Copy out each line featuring the string "adoptions" from the entries beneath.

Collected data:
>> START
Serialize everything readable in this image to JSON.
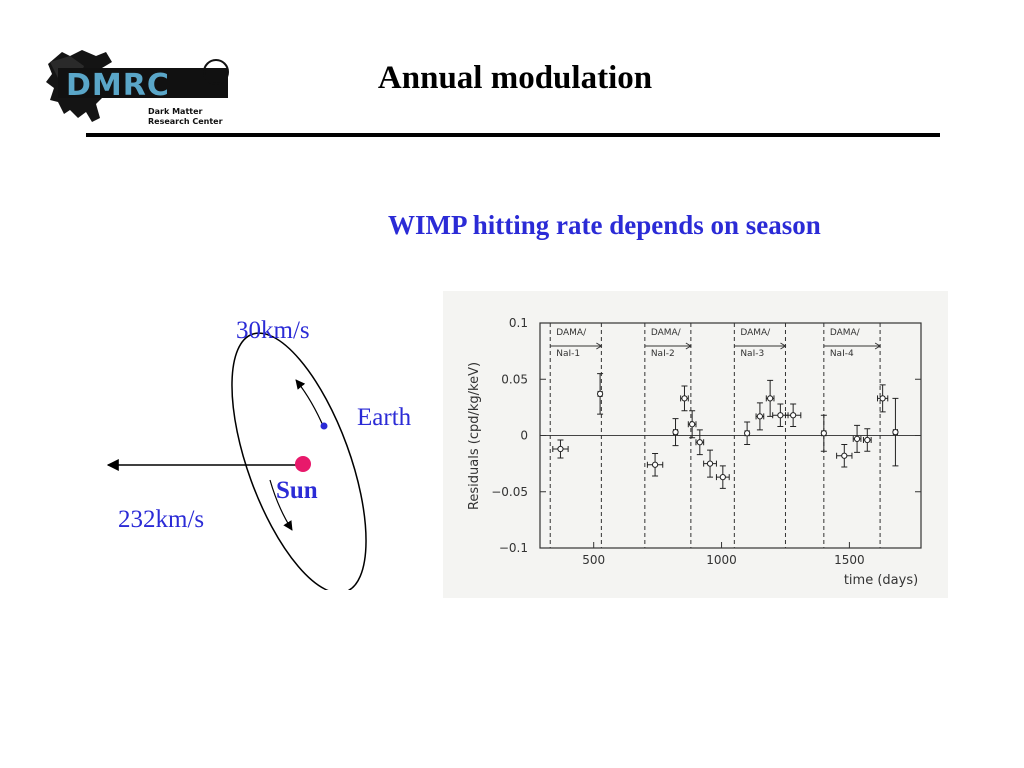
{
  "slide": {
    "title": "Annual modulation",
    "subtitle": "WIMP hitting rate depends on season",
    "logo": {
      "text": "DMRC",
      "tagline_line1": "Dark Matter",
      "tagline_line2": "Research Center"
    }
  },
  "orbit_diagram": {
    "earth_speed": "30km/s",
    "earth_label": "Earth",
    "sun_label": "Sun",
    "sun_speed": "232km/s",
    "colors": {
      "sun": "#e8196b",
      "earth": "#2b2bd6",
      "labels": "#2b2bd6"
    }
  },
  "chart_data": {
    "type": "scatter",
    "title": "",
    "xlabel": "time (days)",
    "ylabel": "Residuals (cpd/kg/keV)",
    "xlim": [
      290,
      1780
    ],
    "ylim": [
      -0.1,
      0.1
    ],
    "x_ticks": [
      500,
      1000,
      1500
    ],
    "y_ticks": [
      -0.1,
      -0.05,
      0,
      0.05,
      0.1
    ],
    "y_tick_labels": [
      "−0.1",
      "−0.05",
      "0",
      "0.05",
      "0.1"
    ],
    "zero_line": true,
    "grid": false,
    "periods": [
      {
        "label_line1": "DAMA/",
        "label_line2": "NaI-1",
        "start": 330,
        "end": 530
      },
      {
        "label_line1": "DAMA/",
        "label_line2": "NaI-2",
        "start": 700,
        "end": 880
      },
      {
        "label_line1": "DAMA/",
        "label_line2": "NaI-3",
        "start": 1050,
        "end": 1250
      },
      {
        "label_line1": "DAMA/",
        "label_line2": "NaI-4",
        "start": 1400,
        "end": 1620
      }
    ],
    "points": [
      {
        "x": 370,
        "y": -0.012,
        "xerr": 30,
        "yerr": 0.008
      },
      {
        "x": 525,
        "y": 0.037,
        "xerr": 8,
        "yerr": 0.018
      },
      {
        "x": 740,
        "y": -0.026,
        "xerr": 30,
        "yerr": 0.01
      },
      {
        "x": 820,
        "y": 0.003,
        "xerr": 8,
        "yerr": 0.012
      },
      {
        "x": 855,
        "y": 0.033,
        "xerr": 15,
        "yerr": 0.011
      },
      {
        "x": 885,
        "y": 0.01,
        "xerr": 15,
        "yerr": 0.012
      },
      {
        "x": 915,
        "y": -0.006,
        "xerr": 15,
        "yerr": 0.011
      },
      {
        "x": 955,
        "y": -0.025,
        "xerr": 25,
        "yerr": 0.012
      },
      {
        "x": 1005,
        "y": -0.037,
        "xerr": 25,
        "yerr": 0.01
      },
      {
        "x": 1100,
        "y": 0.002,
        "xerr": 8,
        "yerr": 0.01
      },
      {
        "x": 1150,
        "y": 0.017,
        "xerr": 15,
        "yerr": 0.012
      },
      {
        "x": 1190,
        "y": 0.033,
        "xerr": 15,
        "yerr": 0.016
      },
      {
        "x": 1230,
        "y": 0.018,
        "xerr": 30,
        "yerr": 0.01
      },
      {
        "x": 1280,
        "y": 0.018,
        "xerr": 30,
        "yerr": 0.01
      },
      {
        "x": 1400,
        "y": 0.002,
        "xerr": 8,
        "yerr": 0.016
      },
      {
        "x": 1480,
        "y": -0.018,
        "xerr": 30,
        "yerr": 0.01
      },
      {
        "x": 1530,
        "y": -0.003,
        "xerr": 15,
        "yerr": 0.012
      },
      {
        "x": 1570,
        "y": -0.004,
        "xerr": 15,
        "yerr": 0.01
      },
      {
        "x": 1630,
        "y": 0.033,
        "xerr": 20,
        "yerr": 0.012
      },
      {
        "x": 1680,
        "y": 0.003,
        "xerr": 8,
        "yerr": 0.03
      }
    ]
  }
}
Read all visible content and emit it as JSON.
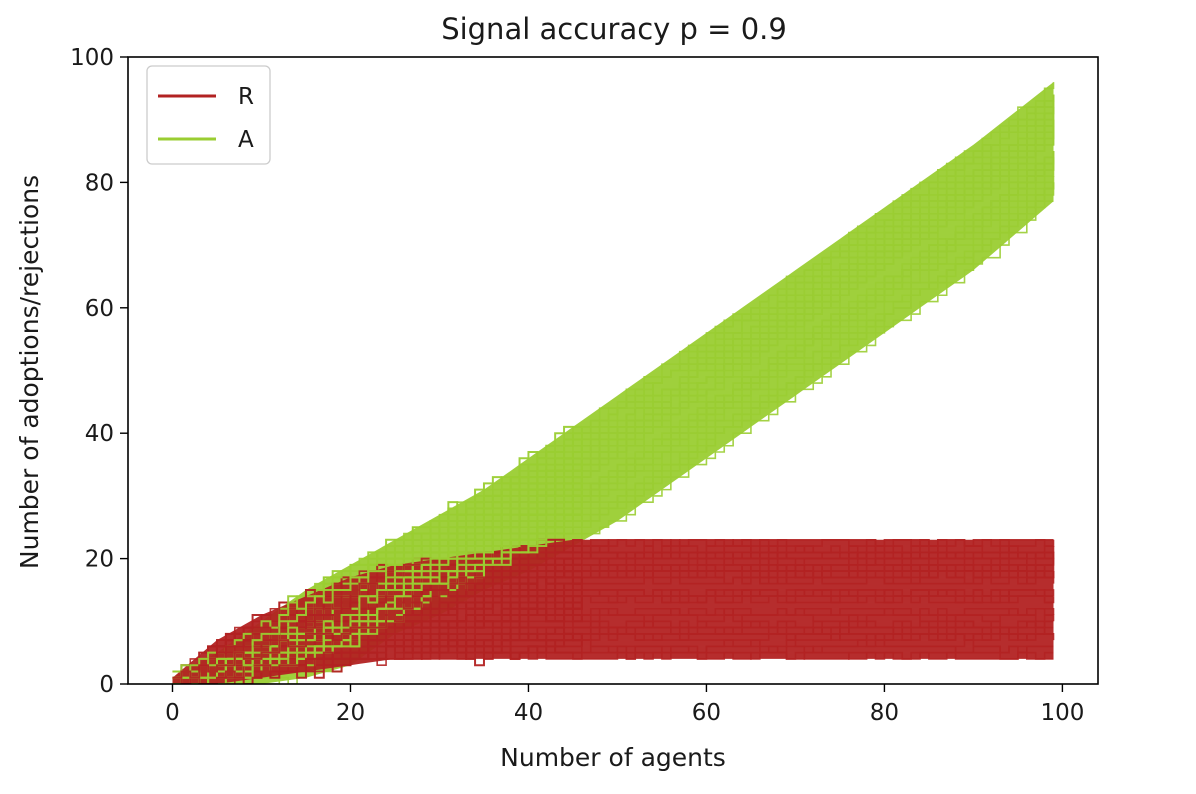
{
  "chart_data": {
    "type": "line",
    "title": "Signal accuracy p =  0.9",
    "xlabel": "Number of agents",
    "ylabel": "Number of adoptions/rejections",
    "xlim": [
      -5,
      104
    ],
    "ylim": [
      0,
      100
    ],
    "xticks": [
      0,
      20,
      40,
      60,
      80,
      100
    ],
    "yticks": [
      0,
      20,
      40,
      60,
      80,
      100
    ],
    "grid": false,
    "legend_position": "top-left",
    "series": [
      {
        "name": "R",
        "color": "#b22222",
        "description": "number of rejections; many overlapping simulation runs forming a band",
        "envelope": {
          "x": [
            0,
            5,
            10,
            15,
            20,
            25,
            30,
            35,
            40,
            45,
            50,
            60,
            70,
            80,
            90,
            99
          ],
          "upper": [
            1,
            7,
            11,
            14,
            17,
            19,
            20,
            21,
            22,
            23,
            23,
            23,
            23,
            23,
            23,
            23
          ],
          "lower": [
            0,
            0,
            1,
            2,
            3,
            4,
            4,
            4,
            4,
            4,
            4,
            4,
            4,
            4,
            4,
            4
          ]
        }
      },
      {
        "name": "A",
        "color": "#9acd32",
        "description": "number of adoptions; many overlapping simulation runs forming a band",
        "envelope": {
          "x": [
            0,
            5,
            10,
            15,
            20,
            25,
            30,
            35,
            40,
            45,
            50,
            60,
            70,
            80,
            90,
            99
          ],
          "upper": [
            1,
            5,
            10,
            15,
            19,
            23,
            27,
            31,
            36,
            41,
            46,
            56,
            66,
            76,
            86,
            96
          ],
          "lower": [
            0,
            0,
            0,
            1,
            3,
            8,
            11,
            15,
            18,
            22,
            26,
            36,
            46,
            56,
            66,
            77
          ]
        }
      }
    ],
    "legend": {
      "entries": [
        "R",
        "A"
      ]
    }
  }
}
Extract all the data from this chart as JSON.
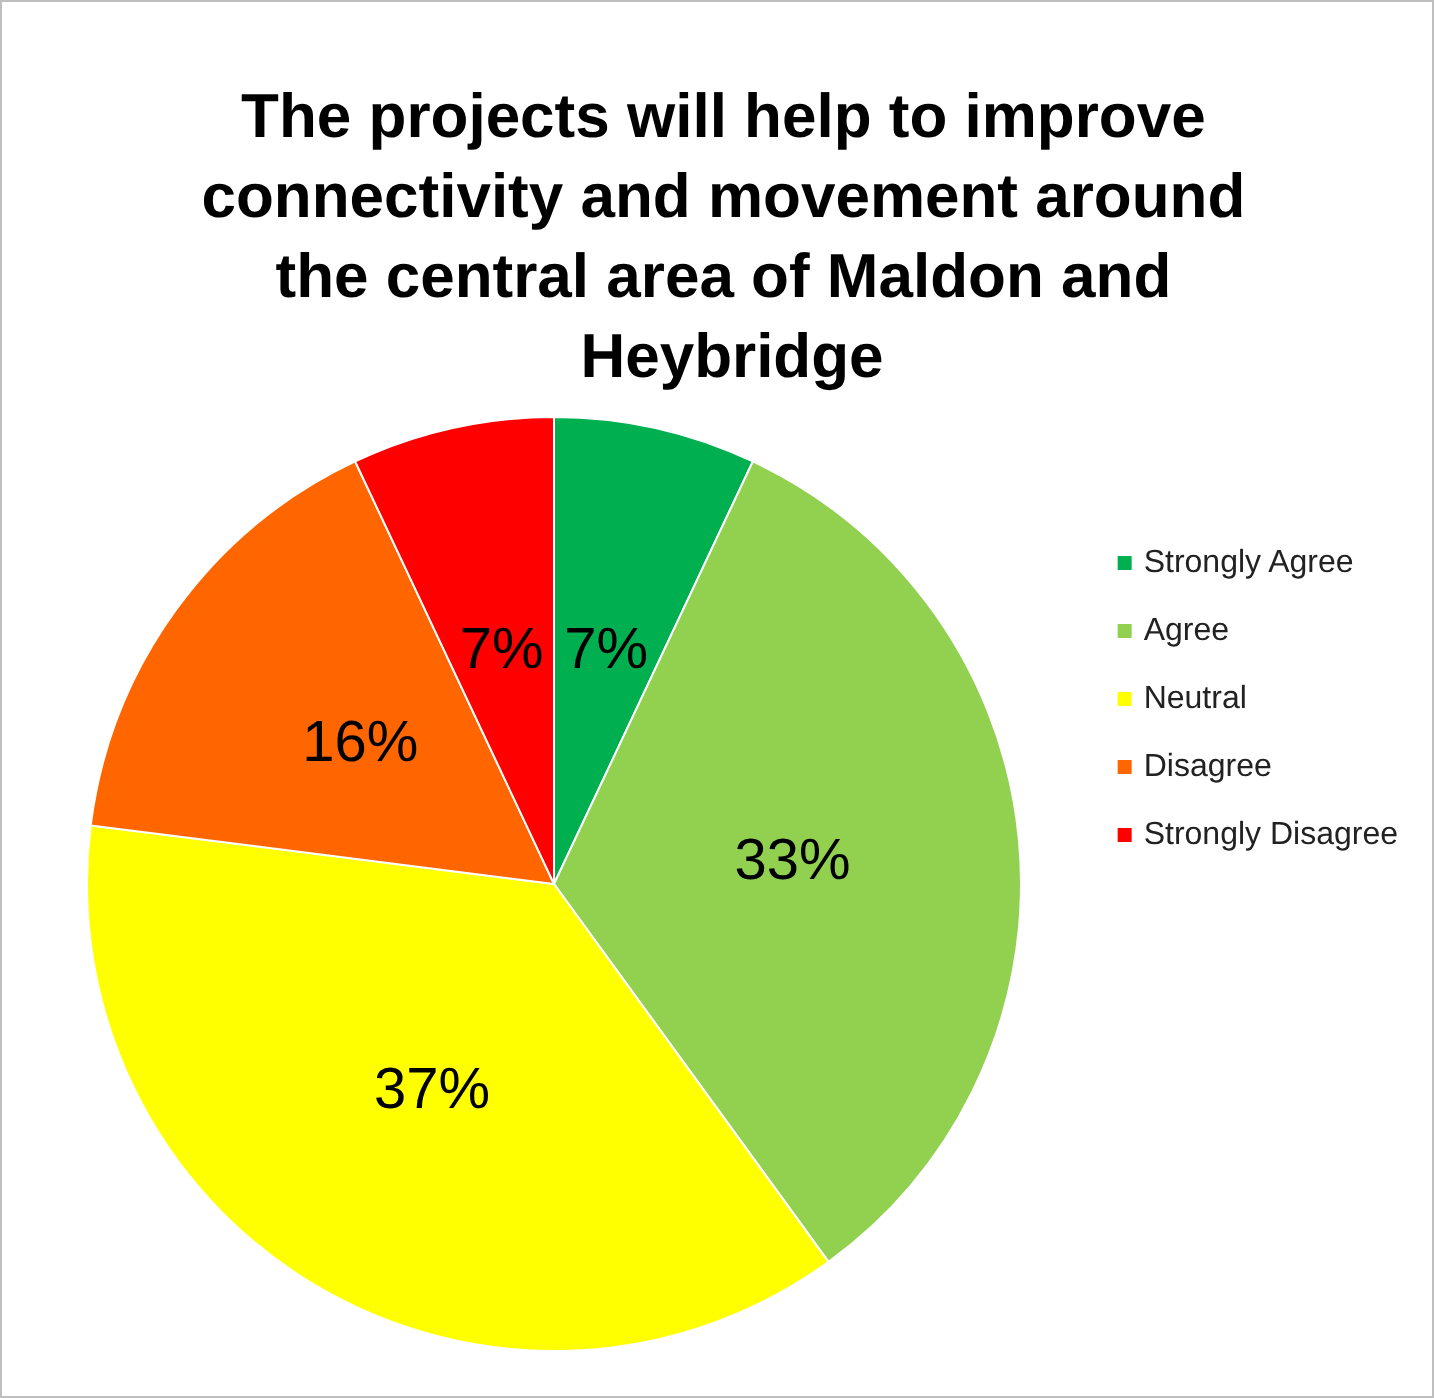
{
  "chart_data": {
    "type": "pie",
    "title": "The projects will help to improve connectivity and movement around the central area of Maldon and Heybridge",
    "categories": [
      "Strongly Agree",
      "Agree",
      "Neutral",
      "Disagree",
      "Strongly Disagree"
    ],
    "values": [
      7,
      33,
      37,
      16,
      7
    ],
    "colors": [
      "#00b050",
      "#92d050",
      "#ffff00",
      "#ff6600",
      "#ff0000"
    ],
    "value_labels": [
      "7%",
      "33%",
      "37%",
      "16%",
      "7%"
    ],
    "legend": "right"
  }
}
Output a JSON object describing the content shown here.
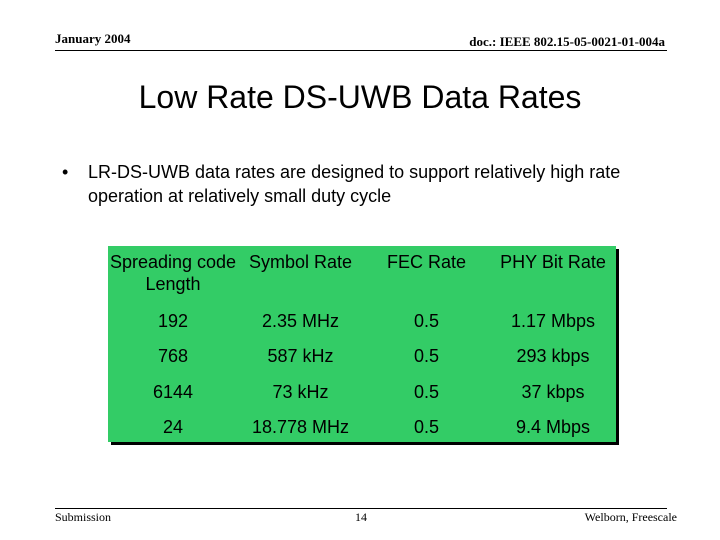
{
  "header": {
    "date": "January 2004",
    "doc_id": "doc.: IEEE 802.15-05-0021-01-004a"
  },
  "slide": {
    "title": "Low Rate DS-UWB Data Rates",
    "bullet": "LR-DS-UWB data rates are designed to support relatively high rate operation at relatively small duty cycle"
  },
  "table": {
    "background_color": "#33cc66",
    "columns": [
      "Spreading code Length",
      "Symbol Rate",
      "FEC Rate",
      "PHY Bit Rate"
    ],
    "rows": [
      [
        "192",
        "2.35 MHz",
        "0.5",
        "1.17 Mbps"
      ],
      [
        "768",
        "587 kHz",
        "0.5",
        "293 kbps"
      ],
      [
        "6144",
        "73 kHz",
        "0.5",
        "37 kbps"
      ],
      [
        "24",
        "18.778 MHz",
        "0.5",
        "9.4 Mbps"
      ]
    ]
  },
  "footer": {
    "left": "Submission",
    "page": "14",
    "right": "Welborn, Freescale"
  }
}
>> END
*ANSWER TO THIS EXERCISE*:
    "ylabel": "Number of adoptions/rejections",
        "description": "number of adoptions; many overlapping simulation runs forming a band",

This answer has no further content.